Data shown

"""

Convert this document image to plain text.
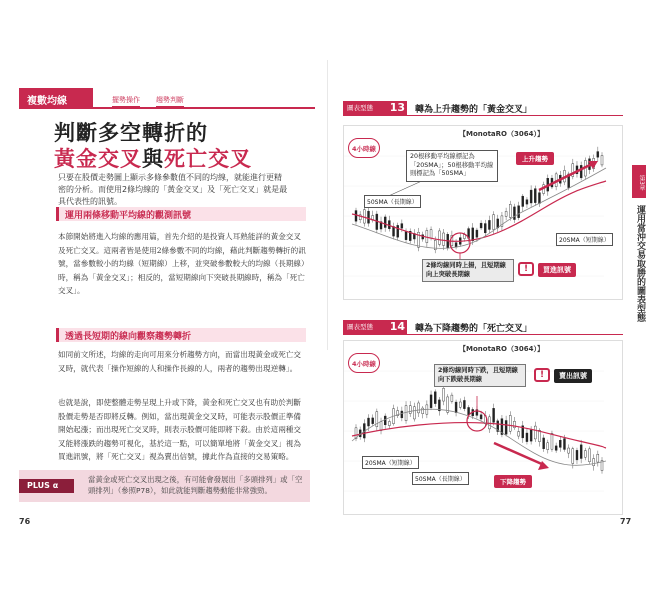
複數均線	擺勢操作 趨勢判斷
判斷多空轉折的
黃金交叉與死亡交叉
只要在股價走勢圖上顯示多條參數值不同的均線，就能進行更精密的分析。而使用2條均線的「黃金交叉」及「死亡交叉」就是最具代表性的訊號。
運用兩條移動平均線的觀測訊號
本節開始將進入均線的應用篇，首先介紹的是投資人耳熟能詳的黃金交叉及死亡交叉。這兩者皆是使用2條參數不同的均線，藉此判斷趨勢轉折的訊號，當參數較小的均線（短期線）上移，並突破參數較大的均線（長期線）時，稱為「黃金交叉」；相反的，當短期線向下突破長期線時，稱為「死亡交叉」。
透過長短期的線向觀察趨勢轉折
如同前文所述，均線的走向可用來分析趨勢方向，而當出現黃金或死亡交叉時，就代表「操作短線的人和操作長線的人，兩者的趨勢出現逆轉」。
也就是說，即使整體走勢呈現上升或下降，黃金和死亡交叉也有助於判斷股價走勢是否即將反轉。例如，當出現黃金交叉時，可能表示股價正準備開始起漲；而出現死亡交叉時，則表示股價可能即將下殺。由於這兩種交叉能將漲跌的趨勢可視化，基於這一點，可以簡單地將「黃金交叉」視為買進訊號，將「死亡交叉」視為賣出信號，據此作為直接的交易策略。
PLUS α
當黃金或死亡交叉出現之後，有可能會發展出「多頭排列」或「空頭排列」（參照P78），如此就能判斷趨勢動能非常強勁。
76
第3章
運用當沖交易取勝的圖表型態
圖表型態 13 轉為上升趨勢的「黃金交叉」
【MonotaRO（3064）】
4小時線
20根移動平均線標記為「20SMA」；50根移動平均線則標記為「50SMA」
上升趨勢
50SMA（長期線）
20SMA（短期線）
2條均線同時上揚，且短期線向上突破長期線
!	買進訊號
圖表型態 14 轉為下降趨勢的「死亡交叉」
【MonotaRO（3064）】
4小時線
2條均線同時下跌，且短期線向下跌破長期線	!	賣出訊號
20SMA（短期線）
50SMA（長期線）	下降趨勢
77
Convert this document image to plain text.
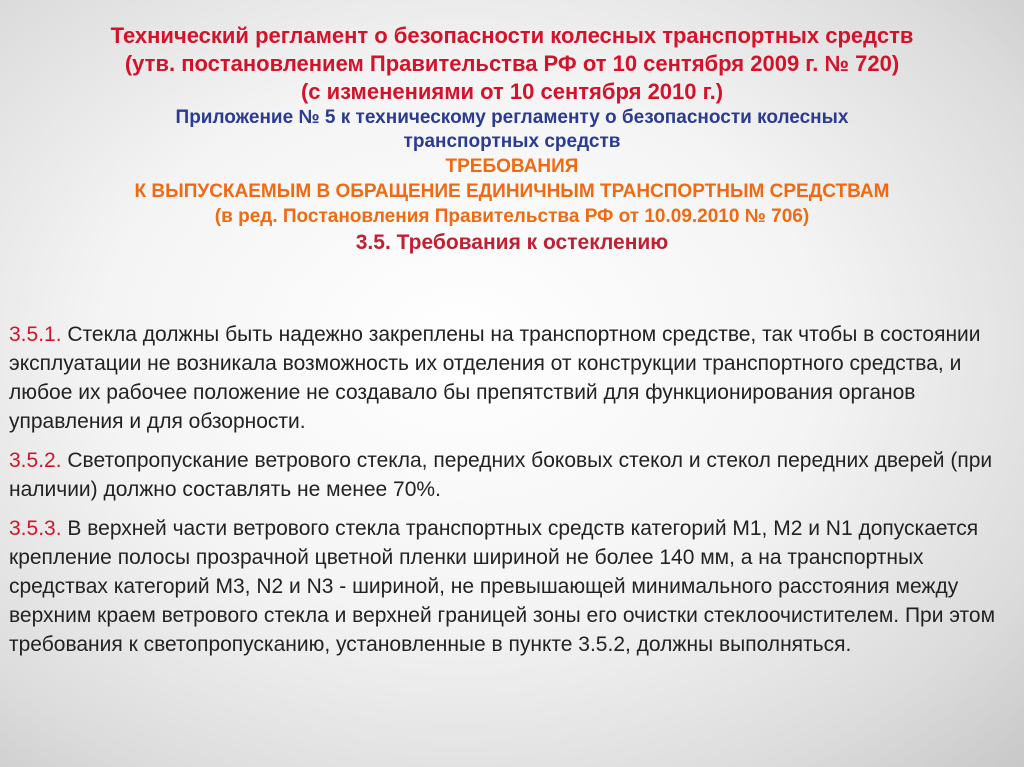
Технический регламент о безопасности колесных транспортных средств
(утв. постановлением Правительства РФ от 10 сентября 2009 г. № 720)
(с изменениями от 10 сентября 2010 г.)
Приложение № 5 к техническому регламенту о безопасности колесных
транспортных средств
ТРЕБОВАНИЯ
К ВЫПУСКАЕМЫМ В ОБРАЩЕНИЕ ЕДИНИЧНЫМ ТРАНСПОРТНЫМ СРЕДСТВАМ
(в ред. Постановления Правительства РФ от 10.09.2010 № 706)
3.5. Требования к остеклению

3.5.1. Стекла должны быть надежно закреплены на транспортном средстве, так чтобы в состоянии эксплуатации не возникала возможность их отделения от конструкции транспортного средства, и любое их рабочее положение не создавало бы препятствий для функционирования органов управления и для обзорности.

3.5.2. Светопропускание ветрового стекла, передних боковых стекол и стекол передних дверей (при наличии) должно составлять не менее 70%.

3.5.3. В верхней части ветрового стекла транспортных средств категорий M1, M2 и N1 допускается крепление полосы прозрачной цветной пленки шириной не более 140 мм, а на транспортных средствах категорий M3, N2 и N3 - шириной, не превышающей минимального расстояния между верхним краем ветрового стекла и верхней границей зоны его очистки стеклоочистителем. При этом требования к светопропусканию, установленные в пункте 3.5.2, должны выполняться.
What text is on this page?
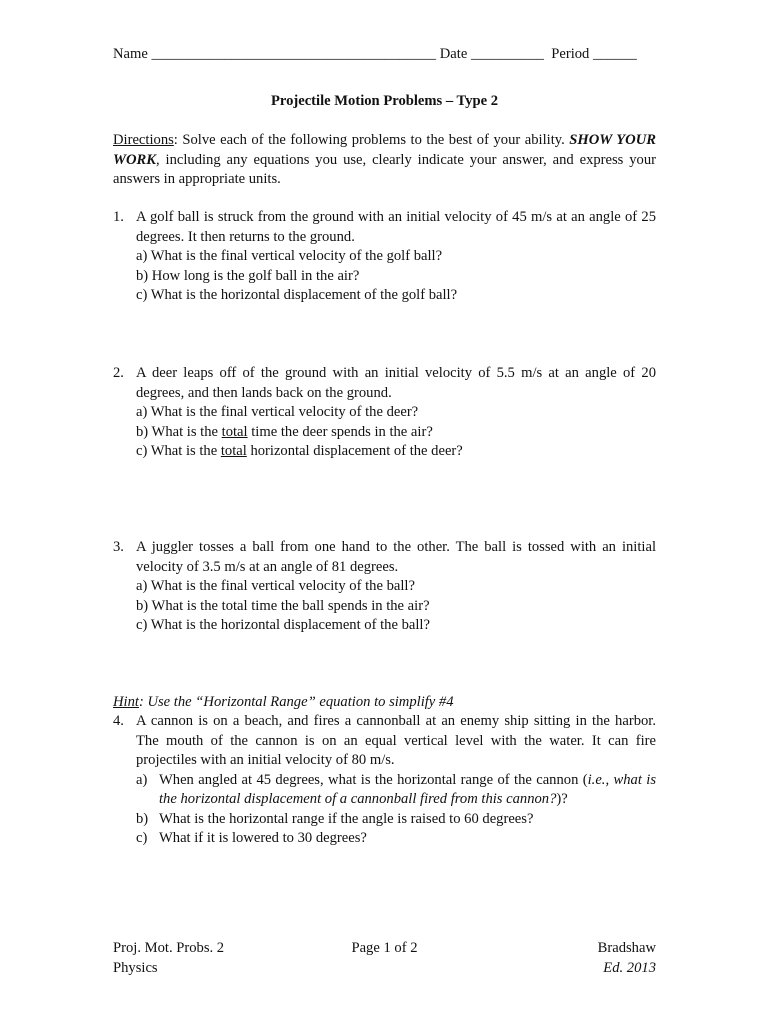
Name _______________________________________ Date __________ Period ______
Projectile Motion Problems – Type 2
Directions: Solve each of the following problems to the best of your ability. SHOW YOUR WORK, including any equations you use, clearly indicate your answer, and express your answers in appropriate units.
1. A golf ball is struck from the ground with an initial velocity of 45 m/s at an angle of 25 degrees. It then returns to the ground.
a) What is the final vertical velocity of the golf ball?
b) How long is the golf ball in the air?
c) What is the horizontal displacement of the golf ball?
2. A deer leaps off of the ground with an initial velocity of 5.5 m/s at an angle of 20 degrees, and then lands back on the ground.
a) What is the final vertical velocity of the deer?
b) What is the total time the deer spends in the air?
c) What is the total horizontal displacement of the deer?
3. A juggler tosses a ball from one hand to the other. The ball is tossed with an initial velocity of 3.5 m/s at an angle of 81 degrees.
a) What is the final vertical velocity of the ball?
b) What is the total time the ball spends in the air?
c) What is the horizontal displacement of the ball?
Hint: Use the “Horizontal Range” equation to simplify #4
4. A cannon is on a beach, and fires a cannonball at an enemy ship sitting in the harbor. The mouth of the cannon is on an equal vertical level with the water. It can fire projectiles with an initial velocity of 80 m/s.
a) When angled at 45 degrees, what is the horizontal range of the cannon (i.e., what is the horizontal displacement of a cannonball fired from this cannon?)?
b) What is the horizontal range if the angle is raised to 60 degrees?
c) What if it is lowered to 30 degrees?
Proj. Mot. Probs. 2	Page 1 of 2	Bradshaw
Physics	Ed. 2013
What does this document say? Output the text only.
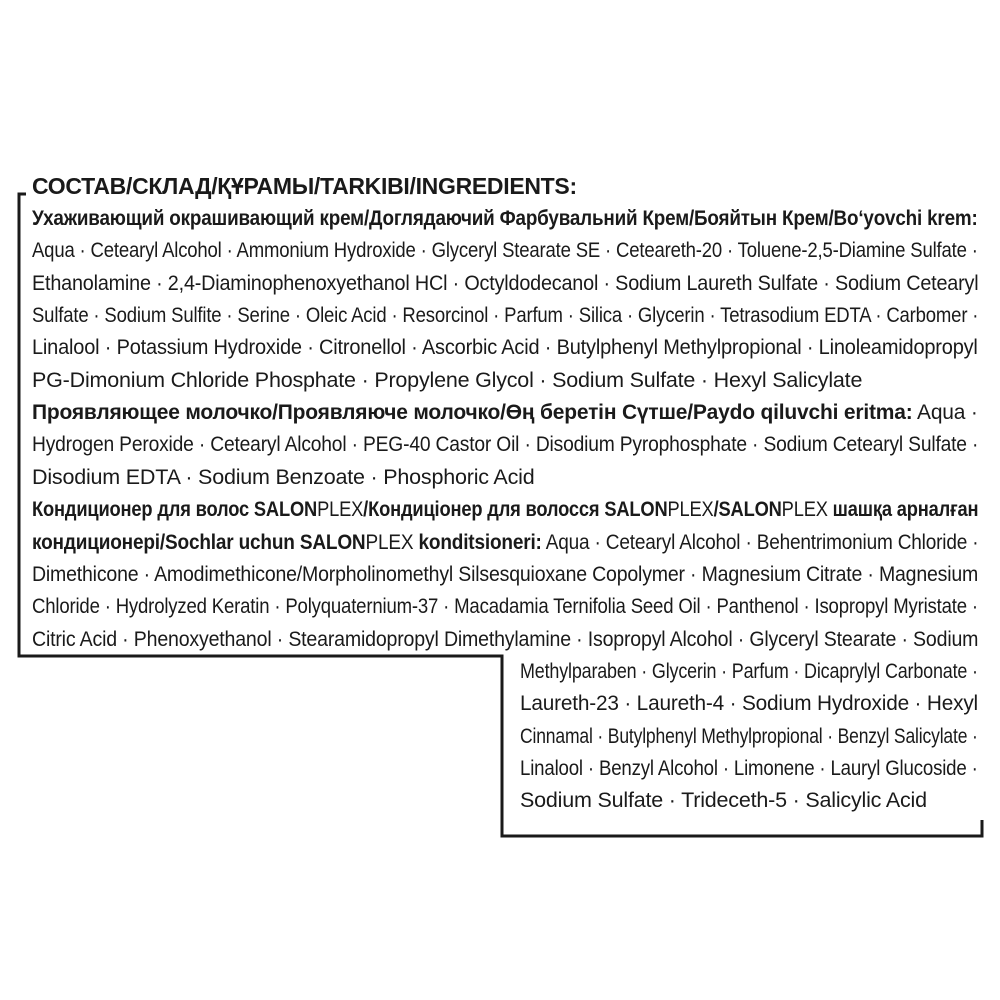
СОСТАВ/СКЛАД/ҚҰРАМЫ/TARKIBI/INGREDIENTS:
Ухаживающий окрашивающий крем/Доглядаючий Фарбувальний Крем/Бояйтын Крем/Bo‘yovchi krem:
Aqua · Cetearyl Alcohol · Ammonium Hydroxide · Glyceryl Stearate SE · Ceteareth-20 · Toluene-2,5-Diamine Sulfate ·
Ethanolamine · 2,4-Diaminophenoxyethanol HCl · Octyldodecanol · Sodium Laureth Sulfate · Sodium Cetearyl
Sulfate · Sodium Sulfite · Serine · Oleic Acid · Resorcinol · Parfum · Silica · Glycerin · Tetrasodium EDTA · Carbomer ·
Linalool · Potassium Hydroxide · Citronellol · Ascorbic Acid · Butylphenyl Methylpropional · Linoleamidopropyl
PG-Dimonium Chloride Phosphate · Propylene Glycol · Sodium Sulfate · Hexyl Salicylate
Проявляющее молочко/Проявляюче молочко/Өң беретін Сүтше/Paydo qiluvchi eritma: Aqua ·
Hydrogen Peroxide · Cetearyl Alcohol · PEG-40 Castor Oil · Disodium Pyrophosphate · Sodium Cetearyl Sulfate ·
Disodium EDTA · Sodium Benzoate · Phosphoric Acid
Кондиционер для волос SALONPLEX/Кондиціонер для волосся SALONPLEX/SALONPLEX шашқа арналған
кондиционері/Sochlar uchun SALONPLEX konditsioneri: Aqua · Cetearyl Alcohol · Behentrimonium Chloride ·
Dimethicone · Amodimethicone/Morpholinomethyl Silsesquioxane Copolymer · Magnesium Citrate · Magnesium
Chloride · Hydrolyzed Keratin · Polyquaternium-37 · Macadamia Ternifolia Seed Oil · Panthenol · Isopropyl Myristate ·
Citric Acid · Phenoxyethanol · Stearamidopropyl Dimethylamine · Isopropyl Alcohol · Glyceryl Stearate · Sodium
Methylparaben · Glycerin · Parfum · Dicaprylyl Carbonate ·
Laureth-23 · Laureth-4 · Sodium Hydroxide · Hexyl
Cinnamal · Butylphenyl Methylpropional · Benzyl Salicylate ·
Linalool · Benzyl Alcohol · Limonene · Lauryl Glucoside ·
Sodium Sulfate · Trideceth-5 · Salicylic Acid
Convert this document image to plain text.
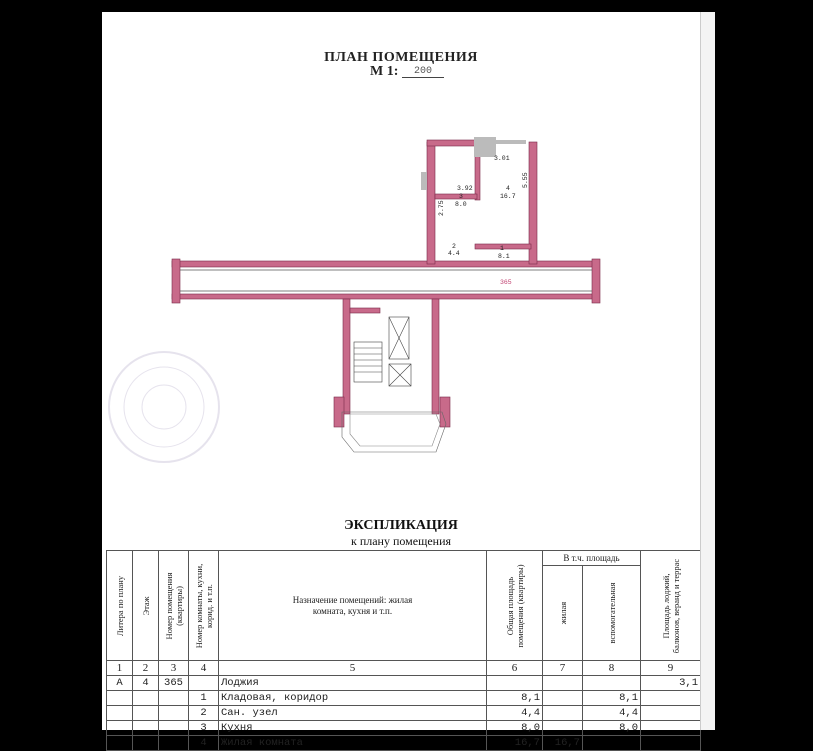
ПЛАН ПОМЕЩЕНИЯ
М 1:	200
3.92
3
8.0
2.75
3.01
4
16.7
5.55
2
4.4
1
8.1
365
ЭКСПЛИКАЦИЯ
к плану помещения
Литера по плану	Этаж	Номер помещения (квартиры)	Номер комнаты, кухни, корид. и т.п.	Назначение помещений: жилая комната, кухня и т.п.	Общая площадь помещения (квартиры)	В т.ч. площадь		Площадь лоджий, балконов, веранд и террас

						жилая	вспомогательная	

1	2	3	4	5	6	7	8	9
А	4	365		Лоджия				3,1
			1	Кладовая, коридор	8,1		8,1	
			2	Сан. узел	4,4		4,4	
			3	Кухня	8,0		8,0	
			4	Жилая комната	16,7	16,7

"""

Aim
Collect the lines that hold "vertical".

Result
a) What is the final vertical velocity of the golf ball?
a) What is the final vertical velocity of the deer?
a) What is the final vertical velocity of the ball?
4. A cannon is on a beach, and fires a cannonball at an enemy ship sitting in the harbor. The mouth of the cannon is on an equal vertical level with the water. It can fire projectiles with an initial velocity of 80 m/s.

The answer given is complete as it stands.